Given problem — Show every line in the records below that contains the word "worldwide".

* Start Data shown *

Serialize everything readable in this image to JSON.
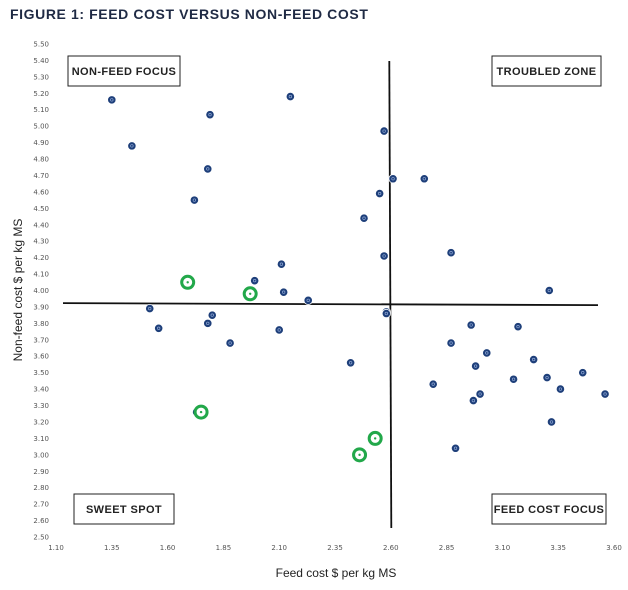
{
  "title": "FIGURE 1: FEED COST VERSUS NON-FEED COST",
  "chart_data": {
    "type": "scatter",
    "xlabel": "Feed cost $ per kg MS",
    "ylabel": "Non-feed cost $ per kg MS",
    "xlim": [
      1.1,
      3.6
    ],
    "ylim": [
      2.5,
      5.5
    ],
    "x_ticks": [
      "1.10",
      "1.35",
      "1.60",
      "1.85",
      "2.10",
      "2.35",
      "2.60",
      "2.85",
      "3.10",
      "3.35",
      "3.60"
    ],
    "y_ticks": [
      "2.50",
      "2.60",
      "2.70",
      "2.80",
      "2.90",
      "3.00",
      "3.10",
      "3.20",
      "3.30",
      "3.40",
      "3.50",
      "3.60",
      "3.70",
      "3.80",
      "3.90",
      "4.00",
      "4.10",
      "4.20",
      "4.30",
      "4.40",
      "4.50",
      "4.60",
      "4.70",
      "4.80",
      "4.90",
      "5.00",
      "5.10",
      "5.20",
      "5.30",
      "5.40",
      "5.50"
    ],
    "grid": false,
    "reference_lines": {
      "x": 2.6,
      "y": 3.92
    },
    "quadrant_labels": [
      {
        "text": "NON-FEED FOCUS",
        "position": "top-left"
      },
      {
        "text": "TROUBLED ZONE",
        "position": "top-right"
      },
      {
        "text": "SWEET SPOT",
        "position": "bottom-left"
      },
      {
        "text": "FEED COST FOCUS",
        "position": "bottom-right"
      }
    ],
    "series": [
      {
        "color": "#1e3f7a",
        "points": [
          [
            1.35,
            5.16
          ],
          [
            1.79,
            5.07
          ],
          [
            2.15,
            5.18
          ],
          [
            1.44,
            4.88
          ],
          [
            1.78,
            4.74
          ],
          [
            1.72,
            4.55
          ],
          [
            2.57,
            4.97
          ],
          [
            2.61,
            4.68
          ],
          [
            2.75,
            4.68
          ],
          [
            2.55,
            4.59
          ],
          [
            2.48,
            4.44
          ],
          [
            2.57,
            4.21
          ],
          [
            2.87,
            4.23
          ],
          [
            2.11,
            4.16
          ],
          [
            1.99,
            4.06
          ],
          [
            2.12,
            3.99
          ],
          [
            2.23,
            3.94
          ],
          [
            3.31,
            4.0
          ],
          [
            1.52,
            3.89
          ],
          [
            1.56,
            3.77
          ],
          [
            1.8,
            3.85
          ],
          [
            1.78,
            3.8
          ],
          [
            1.88,
            3.68
          ],
          [
            2.1,
            3.76
          ],
          [
            2.58,
            3.87
          ],
          [
            2.58,
            3.86
          ],
          [
            2.42,
            3.56
          ],
          [
            2.87,
            3.68
          ],
          [
            2.96,
            3.79
          ],
          [
            2.98,
            3.54
          ],
          [
            3.03,
            3.62
          ],
          [
            3.17,
            3.78
          ],
          [
            3.24,
            3.58
          ],
          [
            2.79,
            3.43
          ],
          [
            3.15,
            3.46
          ],
          [
            3.3,
            3.47
          ],
          [
            3.46,
            3.5
          ],
          [
            3.36,
            3.4
          ],
          [
            3.56,
            3.37
          ],
          [
            3.0,
            3.37
          ],
          [
            2.97,
            3.33
          ],
          [
            1.73,
            3.26
          ],
          [
            3.32,
            3.2
          ],
          [
            2.89,
            3.04
          ]
        ]
      },
      {
        "color": "#22a84a",
        "points": [
          [
            1.69,
            4.05
          ],
          [
            1.97,
            3.98
          ],
          [
            1.75,
            3.26
          ],
          [
            2.53,
            3.1
          ],
          [
            2.46,
            3.0
          ]
        ]
      }
    ]
  }
}
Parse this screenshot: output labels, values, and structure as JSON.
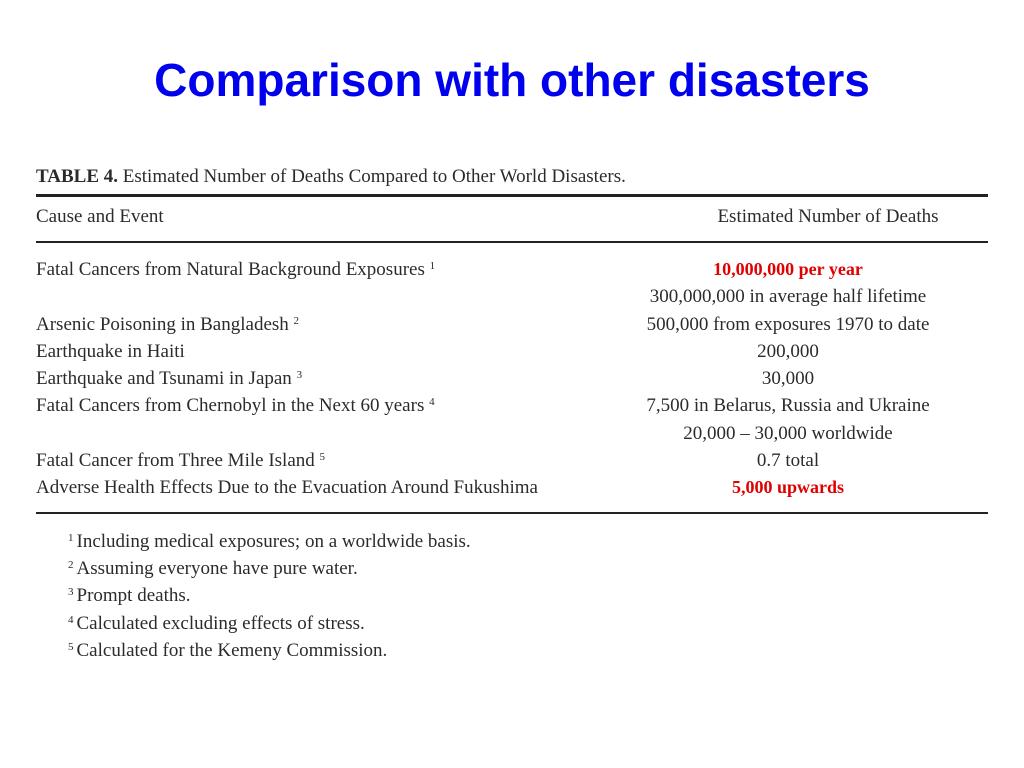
{
  "slide": {
    "title": "Comparison with other disasters"
  },
  "table": {
    "caption_label": "TABLE 4.",
    "caption_text": "Estimated Number of Deaths Compared to Other World Disasters.",
    "header": {
      "cause": "Cause and Event",
      "deaths": "Estimated Number of Deaths"
    },
    "rows": [
      {
        "cause": "Fatal Cancers from Natural Background Exposures",
        "note": "1",
        "deaths": "10,000,000 per year",
        "deaths2": "300,000,000 in average half lifetime"
      },
      {
        "cause": "Arsenic Poisoning in Bangladesh",
        "note": "2",
        "deaths": "500,000 from exposures 1970 to date"
      },
      {
        "cause": "Earthquake in Haiti",
        "deaths": "200,000"
      },
      {
        "cause": "Earthquake and Tsunami in Japan",
        "note": "3",
        "deaths": "30,000"
      },
      {
        "cause": "Fatal Cancers from Chernobyl in the Next 60 years",
        "note": "4",
        "deaths": "7,500 in Belarus, Russia and Ukraine",
        "deaths2": "20,000 – 30,000 worldwide"
      },
      {
        "cause": "Fatal Cancer from Three Mile Island",
        "note": "5",
        "deaths": "0.7 total"
      },
      {
        "cause": "Adverse Health Effects Due to the Evacuation Around Fukushima",
        "deaths": "5,000 upwards"
      }
    ],
    "footnotes": [
      {
        "mark": "1",
        "text": "Including medical exposures; on a worldwide basis."
      },
      {
        "mark": "2",
        "text": "Assuming everyone have pure water."
      },
      {
        "mark": "3",
        "text": "Prompt deaths."
      },
      {
        "mark": "4",
        "text": "Calculated excluding effects of stress."
      },
      {
        "mark": "5",
        "text": "Calculated for the Kemeny Commission."
      }
    ]
  },
  "colors": {
    "title": "#0000ee",
    "highlight": "#e00000",
    "text": "#2b2b2b"
  }
}
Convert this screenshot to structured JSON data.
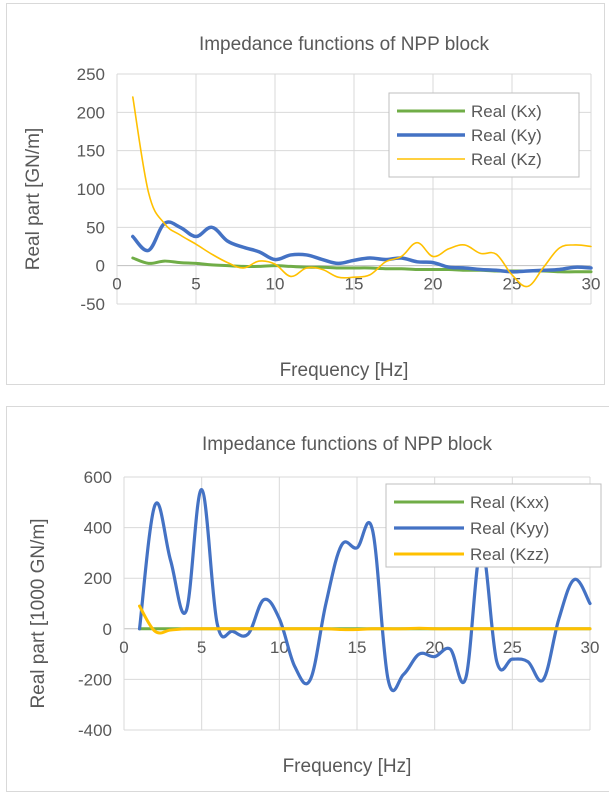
{
  "chart_data": [
    {
      "type": "line",
      "title": "Impedance functions of NPP block",
      "xlabel": "Frequency [Hz]",
      "ylabel": "Real part [GN/m]",
      "xlim": [
        0,
        30
      ],
      "ylim": [
        -50,
        250
      ],
      "xticks": [
        "0",
        "5",
        "10",
        "15",
        "20",
        "25",
        "30"
      ],
      "yticks": [
        "250",
        "200",
        "150",
        "100",
        "50",
        "0",
        "-50"
      ],
      "grid": "horizontal and vertical",
      "legend_position": "top-right",
      "series": [
        {
          "name": "Real (Kx)",
          "color": "#70ad47",
          "x": [
            1,
            2,
            3,
            4,
            5,
            6,
            7,
            8,
            9,
            10,
            11,
            12,
            13,
            14,
            15,
            16,
            17,
            18,
            19,
            20,
            21,
            22,
            23,
            24,
            25,
            26,
            27,
            28,
            29,
            30
          ],
          "y": [
            10,
            3,
            6,
            4,
            3,
            1,
            0,
            -1,
            -1,
            0,
            -1,
            -2,
            -2,
            -3,
            -3,
            -3,
            -4,
            -4,
            -5,
            -5,
            -5,
            -6,
            -6,
            -7,
            -7,
            -7,
            -7,
            -8,
            -8,
            -8
          ]
        },
        {
          "name": "Real (Ky)",
          "color": "#4472c4",
          "x": [
            1,
            2,
            3,
            4,
            5,
            6,
            7,
            8,
            9,
            10,
            11,
            12,
            13,
            14,
            15,
            16,
            17,
            18,
            19,
            20,
            21,
            22,
            23,
            24,
            25,
            26,
            27,
            28,
            29,
            30
          ],
          "y": [
            38,
            20,
            55,
            50,
            38,
            50,
            32,
            24,
            18,
            8,
            14,
            14,
            8,
            3,
            7,
            10,
            8,
            10,
            5,
            4,
            -2,
            -3,
            -5,
            -6,
            -8,
            -7,
            -6,
            -5,
            -2,
            -3
          ]
        },
        {
          "name": "Real (Kz)",
          "color": "#ffc000",
          "x": [
            1,
            2,
            3,
            4,
            5,
            6,
            7,
            8,
            9,
            10,
            11,
            12,
            13,
            14,
            15,
            16,
            17,
            18,
            19,
            20,
            21,
            22,
            23,
            24,
            25,
            26,
            27,
            28,
            29,
            30
          ],
          "y": [
            220,
            95,
            55,
            40,
            28,
            15,
            4,
            -3,
            6,
            2,
            -14,
            -3,
            -5,
            -15,
            -15,
            -12,
            5,
            12,
            30,
            12,
            22,
            27,
            16,
            15,
            -12,
            -27,
            -2,
            23,
            27,
            25
          ]
        }
      ]
    },
    {
      "type": "line",
      "title": "Impedance functions of NPP block",
      "xlabel": "Frequency [Hz]",
      "ylabel": "Real part [1000 GN/m]",
      "xlim": [
        0,
        30
      ],
      "ylim": [
        -400,
        600
      ],
      "xticks": [
        "0",
        "5",
        "10",
        "15",
        "20",
        "25",
        "30"
      ],
      "yticks": [
        "600",
        "400",
        "200",
        "0",
        "-200",
        "-400"
      ],
      "grid": "horizontal and vertical",
      "legend_position": "top-right",
      "series": [
        {
          "name": "Real (Kxx)",
          "color": "#70ad47",
          "x": [
            1,
            2,
            3,
            4,
            5,
            6,
            7,
            8,
            9,
            10,
            11,
            12,
            13,
            14,
            15,
            16,
            17,
            18,
            19,
            20,
            21,
            22,
            23,
            24,
            25,
            26,
            27,
            28,
            29,
            30
          ],
          "y": [
            0,
            0,
            0,
            0,
            0,
            0,
            0,
            0,
            0,
            0,
            0,
            0,
            0,
            0,
            0,
            0,
            0,
            0,
            0,
            0,
            0,
            0,
            0,
            0,
            0,
            0,
            0,
            0,
            0,
            0
          ]
        },
        {
          "name": "Real (Kyy)",
          "color": "#4472c4",
          "x": [
            1,
            2,
            3,
            4,
            5,
            6,
            7,
            8,
            9,
            10,
            11,
            12,
            13,
            14,
            15,
            16,
            17,
            18,
            19,
            20,
            21,
            22,
            23,
            24,
            25,
            26,
            27,
            28,
            29,
            30
          ],
          "y": [
            0,
            490,
            270,
            70,
            550,
            20,
            -10,
            -20,
            115,
            40,
            -150,
            -200,
            100,
            330,
            320,
            390,
            -200,
            -180,
            -100,
            -110,
            -80,
            -195,
            320,
            -130,
            -120,
            -130,
            -200,
            40,
            195,
            100
          ]
        },
        {
          "name": "Real (Kzz)",
          "color": "#ffc000",
          "x": [
            1,
            2,
            3,
            4,
            5,
            6,
            7,
            8,
            9,
            10,
            11,
            12,
            13,
            14,
            15,
            16,
            17,
            18,
            19,
            20,
            21,
            22,
            23,
            24,
            25,
            26,
            27,
            28,
            29,
            30
          ],
          "y": [
            90,
            -10,
            -5,
            0,
            0,
            0,
            0,
            0,
            0,
            0,
            0,
            0,
            0,
            -3,
            -3,
            0,
            0,
            0,
            2,
            0,
            0,
            0,
            0,
            0,
            0,
            0,
            0,
            0,
            0,
            0
          ]
        }
      ]
    }
  ]
}
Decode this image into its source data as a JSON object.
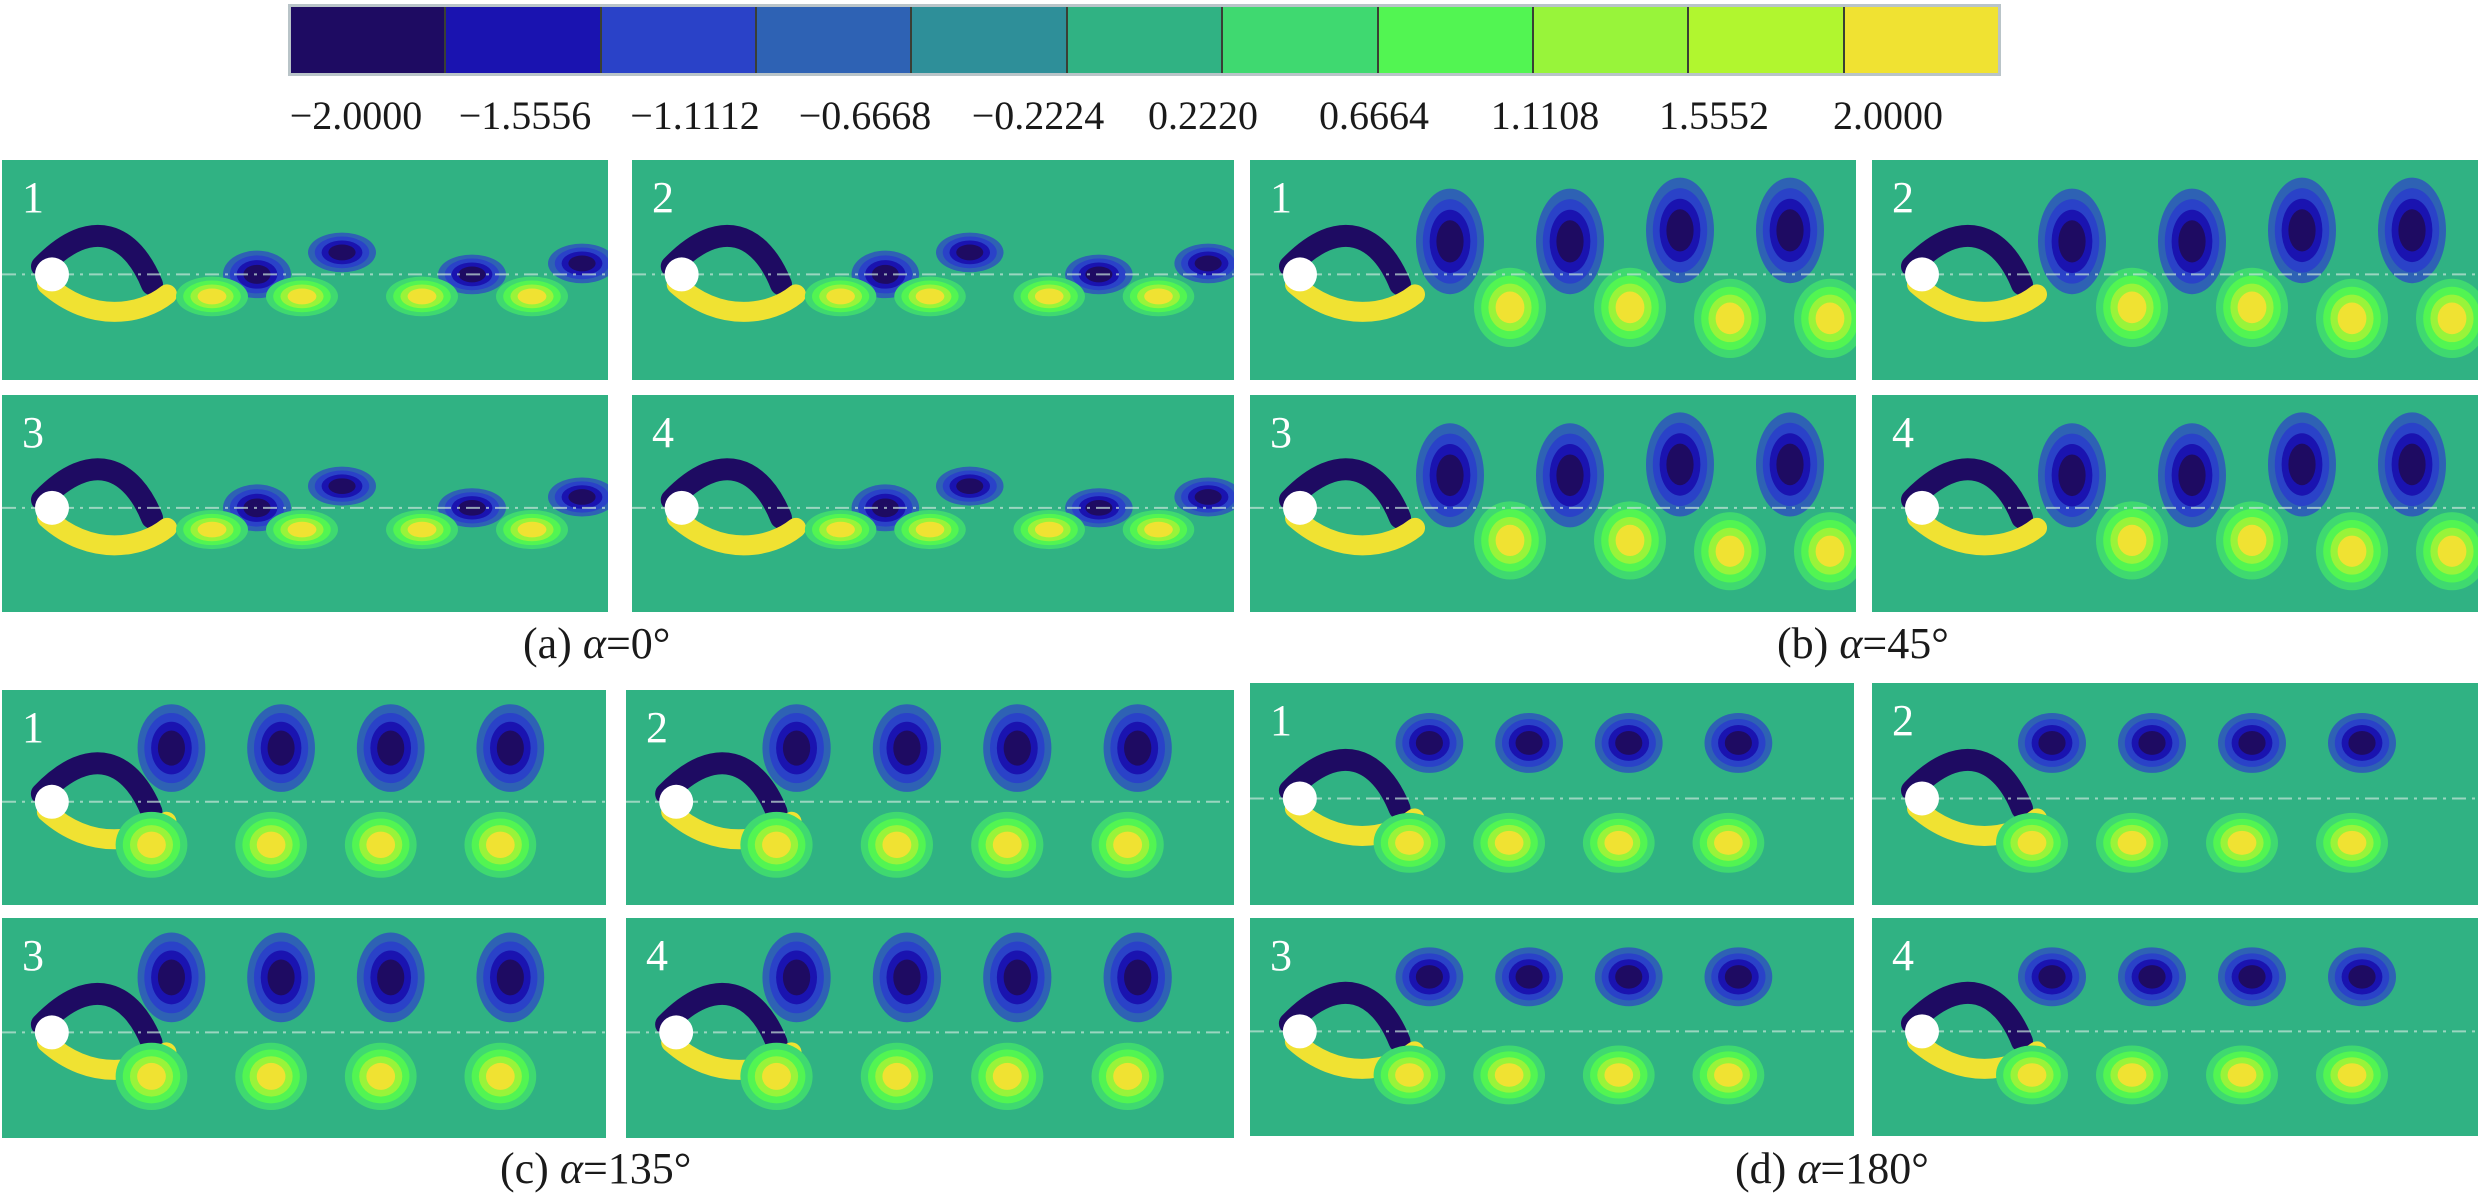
{
  "colorbar": {
    "colors": [
      "#1e0b62",
      "#1a13b0",
      "#2a42c8",
      "#2e62b4",
      "#2e8f99",
      "#30b283",
      "#3fd970",
      "#52f552",
      "#98f43a",
      "#b1f62f",
      "#f0e232"
    ],
    "labels": [
      "−2.0000",
      "−1.5556",
      "−1.1112",
      "−0.6668",
      "−0.2224",
      "0.2220",
      "0.6664",
      "1.1108",
      "1.5552",
      "2.0000"
    ]
  },
  "groups": [
    {
      "caption_prefix": "(a) ",
      "caption_symbol": "α",
      "caption_value": "=0°",
      "panel_labels": [
        "1",
        "2",
        "3",
        "4"
      ]
    },
    {
      "caption_prefix": "(b) ",
      "caption_symbol": "α",
      "caption_value": "=45°",
      "panel_labels": [
        "1",
        "2",
        "3",
        "4"
      ]
    },
    {
      "caption_prefix": "(c) ",
      "caption_symbol": "α",
      "caption_value": "=135°",
      "panel_labels": [
        "1",
        "2",
        "3",
        "4"
      ]
    },
    {
      "caption_prefix": "(d) ",
      "caption_symbol": "α",
      "caption_value": "=180°",
      "panel_labels": [
        "1",
        "2",
        "3",
        "4"
      ]
    }
  ]
}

* End Data shown *

Right answer —
        "deaths2": "20,000 – 30,000 worldwide"
        "text": "Including medical exposures; on a worldwide basis."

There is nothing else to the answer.